Bien entendu, ce métal doit présenter des avantages en soi, et se prêter notamment à des emplois d’art et de luxe. Mais n’avait-on pas jadis d’autant plus volontiers de la vaisselle plate d’argent que l’on savait la valeur, alors incontestée, de ce métal ? Tout le monde n’était pas amené, comme Louis XIV à la veille de Denain, à envoyer son argenterie à l’Hôtel des monnaies pour la faire fondre en écus : mais la certitude qu’on pouvait le faire en cas de besoin n’entrait-elle pas dans la recherche de ces objets ? Chaque famille ne considérait-elle pas cette vaisselle plate comme une sorte de patrimoine, une réserve pour les jours difficiles ? Et n’est-il pas permis de penser que, la fonction monétaire étant retirée à une substance, elle sera, toutes choses égales d’ailleurs, moins affectée à de tels emplois ?

**LIGNES DE DONNÉES:**
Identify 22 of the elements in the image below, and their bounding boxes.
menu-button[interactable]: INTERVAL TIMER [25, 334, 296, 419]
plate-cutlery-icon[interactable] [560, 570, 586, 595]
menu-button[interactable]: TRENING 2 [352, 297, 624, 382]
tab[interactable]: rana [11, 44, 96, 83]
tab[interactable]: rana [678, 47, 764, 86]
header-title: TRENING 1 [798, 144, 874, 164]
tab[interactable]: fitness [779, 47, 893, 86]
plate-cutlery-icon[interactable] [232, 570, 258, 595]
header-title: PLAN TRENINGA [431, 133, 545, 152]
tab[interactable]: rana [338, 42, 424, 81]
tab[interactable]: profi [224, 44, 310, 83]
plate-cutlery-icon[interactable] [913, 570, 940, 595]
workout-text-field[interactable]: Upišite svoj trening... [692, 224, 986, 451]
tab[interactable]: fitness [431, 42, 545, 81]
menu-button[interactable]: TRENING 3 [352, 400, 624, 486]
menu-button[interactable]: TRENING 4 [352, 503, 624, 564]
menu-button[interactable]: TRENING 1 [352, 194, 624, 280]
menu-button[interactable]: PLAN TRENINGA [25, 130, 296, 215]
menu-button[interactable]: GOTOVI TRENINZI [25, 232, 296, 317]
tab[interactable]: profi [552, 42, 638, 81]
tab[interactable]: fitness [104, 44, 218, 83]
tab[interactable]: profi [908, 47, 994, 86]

**EXERCICES:**
- a) Traduisez en anglais cette phrase du texte sur la vaisselle d'argent : « Chaque famille ne considérait-elle pas cette vaisselle plate comme une sorte de patrimoine, une réserve pour les jours difficiles ? »
- b) D'après le texte sur la vaisselle d'argent, où Louis XIV envoya-t-il son argenterie à la veille de Denain ?

**RÉPONSES PAR EXERCICE:**
- a) Did not every family regard this silver plate as a kind of heritage, a reserve for hard times?

- b) À l'Hôtel des monnaies.